Task to carry out:
Pull out from the material below all lines with "Long".

>> Begin Recorded information

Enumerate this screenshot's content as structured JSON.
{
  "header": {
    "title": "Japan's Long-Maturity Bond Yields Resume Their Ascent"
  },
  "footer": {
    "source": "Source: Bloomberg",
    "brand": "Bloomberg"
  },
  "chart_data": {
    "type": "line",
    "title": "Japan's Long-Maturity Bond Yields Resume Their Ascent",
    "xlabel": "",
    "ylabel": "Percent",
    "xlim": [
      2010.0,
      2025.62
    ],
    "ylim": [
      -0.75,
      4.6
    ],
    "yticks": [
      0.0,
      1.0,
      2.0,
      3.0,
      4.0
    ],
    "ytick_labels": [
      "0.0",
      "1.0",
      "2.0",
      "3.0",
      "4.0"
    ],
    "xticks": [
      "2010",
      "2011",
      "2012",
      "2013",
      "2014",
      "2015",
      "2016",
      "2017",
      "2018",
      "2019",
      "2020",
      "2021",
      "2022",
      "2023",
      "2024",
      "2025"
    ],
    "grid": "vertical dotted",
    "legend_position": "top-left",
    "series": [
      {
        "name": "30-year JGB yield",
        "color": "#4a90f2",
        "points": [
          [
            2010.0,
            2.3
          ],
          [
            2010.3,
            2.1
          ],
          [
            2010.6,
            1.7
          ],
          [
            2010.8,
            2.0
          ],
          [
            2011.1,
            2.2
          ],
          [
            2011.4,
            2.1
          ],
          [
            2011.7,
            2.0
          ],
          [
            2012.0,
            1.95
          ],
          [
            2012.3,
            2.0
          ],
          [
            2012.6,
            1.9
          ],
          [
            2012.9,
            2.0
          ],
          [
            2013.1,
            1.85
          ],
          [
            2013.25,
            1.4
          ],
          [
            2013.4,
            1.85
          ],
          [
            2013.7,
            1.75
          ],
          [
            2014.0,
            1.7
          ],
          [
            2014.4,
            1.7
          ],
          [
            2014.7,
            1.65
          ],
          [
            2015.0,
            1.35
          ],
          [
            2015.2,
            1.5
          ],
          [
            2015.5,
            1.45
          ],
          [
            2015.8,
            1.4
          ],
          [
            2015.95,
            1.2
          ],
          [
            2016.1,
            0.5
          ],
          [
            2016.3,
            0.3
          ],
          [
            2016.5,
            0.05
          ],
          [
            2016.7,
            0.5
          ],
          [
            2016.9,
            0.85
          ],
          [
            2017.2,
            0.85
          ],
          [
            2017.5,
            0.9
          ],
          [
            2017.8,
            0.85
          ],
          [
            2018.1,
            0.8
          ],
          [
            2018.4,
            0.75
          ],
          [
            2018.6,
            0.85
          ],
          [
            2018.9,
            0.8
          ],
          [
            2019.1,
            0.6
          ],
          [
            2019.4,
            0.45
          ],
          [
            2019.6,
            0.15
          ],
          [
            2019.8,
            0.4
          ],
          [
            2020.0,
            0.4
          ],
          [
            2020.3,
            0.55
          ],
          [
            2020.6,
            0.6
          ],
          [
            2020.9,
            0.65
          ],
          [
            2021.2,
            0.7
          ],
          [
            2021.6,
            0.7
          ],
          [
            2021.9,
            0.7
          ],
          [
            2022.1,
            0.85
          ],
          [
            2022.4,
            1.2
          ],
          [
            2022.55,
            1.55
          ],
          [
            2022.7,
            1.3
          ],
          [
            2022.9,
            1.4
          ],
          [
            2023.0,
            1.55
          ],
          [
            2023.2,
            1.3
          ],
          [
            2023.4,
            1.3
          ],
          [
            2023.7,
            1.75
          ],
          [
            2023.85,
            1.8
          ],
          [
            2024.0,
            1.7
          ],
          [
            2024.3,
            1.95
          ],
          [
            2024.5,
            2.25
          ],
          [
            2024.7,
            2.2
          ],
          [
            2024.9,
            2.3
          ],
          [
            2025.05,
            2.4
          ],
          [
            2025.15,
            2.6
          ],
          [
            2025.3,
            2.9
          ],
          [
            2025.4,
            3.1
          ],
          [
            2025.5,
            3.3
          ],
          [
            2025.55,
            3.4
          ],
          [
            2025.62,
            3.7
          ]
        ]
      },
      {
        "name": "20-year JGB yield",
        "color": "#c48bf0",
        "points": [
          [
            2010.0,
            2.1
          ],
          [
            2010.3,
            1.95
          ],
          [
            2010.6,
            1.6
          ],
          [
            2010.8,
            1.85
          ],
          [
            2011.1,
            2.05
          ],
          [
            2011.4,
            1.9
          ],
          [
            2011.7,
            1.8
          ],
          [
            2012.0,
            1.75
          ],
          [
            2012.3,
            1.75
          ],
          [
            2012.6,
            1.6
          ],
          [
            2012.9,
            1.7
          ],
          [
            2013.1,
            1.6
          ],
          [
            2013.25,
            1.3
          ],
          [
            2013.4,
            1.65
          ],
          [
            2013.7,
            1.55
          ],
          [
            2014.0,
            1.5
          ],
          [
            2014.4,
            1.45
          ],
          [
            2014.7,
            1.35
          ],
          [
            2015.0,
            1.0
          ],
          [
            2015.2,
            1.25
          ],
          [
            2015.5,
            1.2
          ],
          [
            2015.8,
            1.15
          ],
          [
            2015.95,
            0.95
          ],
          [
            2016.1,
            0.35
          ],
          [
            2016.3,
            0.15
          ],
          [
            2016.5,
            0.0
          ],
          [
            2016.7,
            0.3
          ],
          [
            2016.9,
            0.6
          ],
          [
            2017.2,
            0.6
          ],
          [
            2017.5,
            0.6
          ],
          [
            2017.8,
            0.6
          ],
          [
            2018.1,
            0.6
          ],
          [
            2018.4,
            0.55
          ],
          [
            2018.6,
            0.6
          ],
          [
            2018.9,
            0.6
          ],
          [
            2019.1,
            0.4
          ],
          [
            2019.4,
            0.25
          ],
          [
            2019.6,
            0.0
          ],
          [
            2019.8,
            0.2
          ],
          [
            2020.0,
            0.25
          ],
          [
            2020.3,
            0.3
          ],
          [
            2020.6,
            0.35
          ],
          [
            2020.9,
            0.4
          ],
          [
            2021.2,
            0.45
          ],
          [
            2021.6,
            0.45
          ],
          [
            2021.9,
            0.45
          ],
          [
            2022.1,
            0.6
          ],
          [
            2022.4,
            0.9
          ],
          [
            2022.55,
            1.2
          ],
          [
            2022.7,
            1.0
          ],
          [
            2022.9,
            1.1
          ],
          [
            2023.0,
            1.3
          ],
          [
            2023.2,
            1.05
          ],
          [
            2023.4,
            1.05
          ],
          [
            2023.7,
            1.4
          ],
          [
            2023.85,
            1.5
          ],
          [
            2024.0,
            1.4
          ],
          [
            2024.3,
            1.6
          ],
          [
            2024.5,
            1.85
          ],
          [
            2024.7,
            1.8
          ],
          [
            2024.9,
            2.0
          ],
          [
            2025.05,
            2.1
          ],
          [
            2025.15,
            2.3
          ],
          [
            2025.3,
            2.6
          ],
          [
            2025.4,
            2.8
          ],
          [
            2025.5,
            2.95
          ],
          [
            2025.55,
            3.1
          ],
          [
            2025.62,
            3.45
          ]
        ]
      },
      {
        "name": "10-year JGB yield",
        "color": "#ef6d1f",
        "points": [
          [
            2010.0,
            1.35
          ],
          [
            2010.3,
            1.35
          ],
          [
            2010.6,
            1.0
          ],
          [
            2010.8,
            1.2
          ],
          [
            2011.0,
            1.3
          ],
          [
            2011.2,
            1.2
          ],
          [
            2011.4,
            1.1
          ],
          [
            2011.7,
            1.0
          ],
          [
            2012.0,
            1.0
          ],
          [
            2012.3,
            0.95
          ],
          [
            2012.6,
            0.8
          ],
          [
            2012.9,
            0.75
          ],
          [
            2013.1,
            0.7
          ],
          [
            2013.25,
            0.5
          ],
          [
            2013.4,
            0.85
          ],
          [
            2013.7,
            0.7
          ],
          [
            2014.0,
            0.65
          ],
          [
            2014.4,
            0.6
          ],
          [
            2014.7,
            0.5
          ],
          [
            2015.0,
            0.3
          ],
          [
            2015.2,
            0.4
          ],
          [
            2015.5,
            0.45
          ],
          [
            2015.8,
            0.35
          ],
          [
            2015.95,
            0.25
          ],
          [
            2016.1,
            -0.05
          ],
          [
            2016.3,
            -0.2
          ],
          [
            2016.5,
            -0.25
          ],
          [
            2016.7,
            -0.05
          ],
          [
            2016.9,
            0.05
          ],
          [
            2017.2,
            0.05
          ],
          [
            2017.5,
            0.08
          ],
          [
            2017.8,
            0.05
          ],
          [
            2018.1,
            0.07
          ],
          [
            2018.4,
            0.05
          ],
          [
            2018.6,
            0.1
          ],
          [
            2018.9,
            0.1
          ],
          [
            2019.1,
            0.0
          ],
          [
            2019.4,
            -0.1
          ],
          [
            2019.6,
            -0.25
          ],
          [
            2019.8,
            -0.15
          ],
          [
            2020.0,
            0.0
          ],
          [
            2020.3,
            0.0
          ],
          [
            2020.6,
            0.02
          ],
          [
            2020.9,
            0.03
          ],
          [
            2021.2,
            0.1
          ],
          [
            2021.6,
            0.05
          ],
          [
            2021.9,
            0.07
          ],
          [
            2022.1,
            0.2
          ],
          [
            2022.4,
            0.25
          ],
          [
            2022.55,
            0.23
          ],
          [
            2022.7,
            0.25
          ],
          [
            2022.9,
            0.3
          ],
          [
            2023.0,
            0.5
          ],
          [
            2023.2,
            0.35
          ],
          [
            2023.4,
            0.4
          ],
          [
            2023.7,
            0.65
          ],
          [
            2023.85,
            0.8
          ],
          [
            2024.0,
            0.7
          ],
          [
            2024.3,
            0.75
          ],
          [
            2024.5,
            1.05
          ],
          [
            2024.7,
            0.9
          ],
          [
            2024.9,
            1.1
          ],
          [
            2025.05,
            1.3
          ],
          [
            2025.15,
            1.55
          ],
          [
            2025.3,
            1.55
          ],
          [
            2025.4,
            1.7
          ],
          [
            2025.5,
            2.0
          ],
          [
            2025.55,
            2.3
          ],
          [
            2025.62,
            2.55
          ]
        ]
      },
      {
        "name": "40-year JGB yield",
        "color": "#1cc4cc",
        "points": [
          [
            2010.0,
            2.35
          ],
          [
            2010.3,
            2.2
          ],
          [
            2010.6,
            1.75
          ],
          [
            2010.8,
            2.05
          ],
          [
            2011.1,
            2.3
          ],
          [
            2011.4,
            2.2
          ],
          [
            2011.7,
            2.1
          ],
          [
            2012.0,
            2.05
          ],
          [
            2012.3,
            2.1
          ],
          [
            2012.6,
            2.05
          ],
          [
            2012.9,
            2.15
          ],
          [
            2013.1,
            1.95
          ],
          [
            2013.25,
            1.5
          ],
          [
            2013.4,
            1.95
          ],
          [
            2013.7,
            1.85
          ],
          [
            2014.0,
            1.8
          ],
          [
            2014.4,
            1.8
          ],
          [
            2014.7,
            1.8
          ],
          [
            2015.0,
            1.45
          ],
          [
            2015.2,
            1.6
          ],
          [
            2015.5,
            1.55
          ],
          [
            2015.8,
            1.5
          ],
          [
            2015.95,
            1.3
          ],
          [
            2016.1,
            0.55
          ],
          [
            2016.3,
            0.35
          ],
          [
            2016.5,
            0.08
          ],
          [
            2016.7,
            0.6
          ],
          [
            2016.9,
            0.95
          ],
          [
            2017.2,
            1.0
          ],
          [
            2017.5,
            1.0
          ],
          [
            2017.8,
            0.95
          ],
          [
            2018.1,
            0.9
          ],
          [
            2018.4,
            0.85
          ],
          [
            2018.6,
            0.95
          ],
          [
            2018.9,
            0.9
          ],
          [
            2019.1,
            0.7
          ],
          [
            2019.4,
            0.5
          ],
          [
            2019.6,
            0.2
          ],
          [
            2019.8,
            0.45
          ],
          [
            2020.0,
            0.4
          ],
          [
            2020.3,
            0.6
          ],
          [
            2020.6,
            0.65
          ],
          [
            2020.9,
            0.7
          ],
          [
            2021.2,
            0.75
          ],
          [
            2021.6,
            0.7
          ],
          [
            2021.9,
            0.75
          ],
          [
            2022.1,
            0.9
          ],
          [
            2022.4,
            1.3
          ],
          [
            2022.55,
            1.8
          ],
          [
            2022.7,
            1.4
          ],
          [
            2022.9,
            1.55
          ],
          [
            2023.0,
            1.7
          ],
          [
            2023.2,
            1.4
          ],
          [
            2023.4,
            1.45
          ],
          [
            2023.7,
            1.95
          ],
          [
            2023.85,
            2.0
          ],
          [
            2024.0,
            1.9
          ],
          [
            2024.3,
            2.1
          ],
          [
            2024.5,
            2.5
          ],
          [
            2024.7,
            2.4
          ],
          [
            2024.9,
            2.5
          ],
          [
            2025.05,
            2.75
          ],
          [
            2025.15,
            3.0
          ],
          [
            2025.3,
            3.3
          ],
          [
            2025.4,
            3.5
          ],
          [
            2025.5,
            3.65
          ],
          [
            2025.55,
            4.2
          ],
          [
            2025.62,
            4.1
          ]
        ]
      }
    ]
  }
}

>> End Recorded information

Correct response:
    "title": "Japan's Long-Maturity Bond Yields Resume Their Ascent"
    "title": "Japan's Long-Maturity Bond Yields Resume Their Ascent",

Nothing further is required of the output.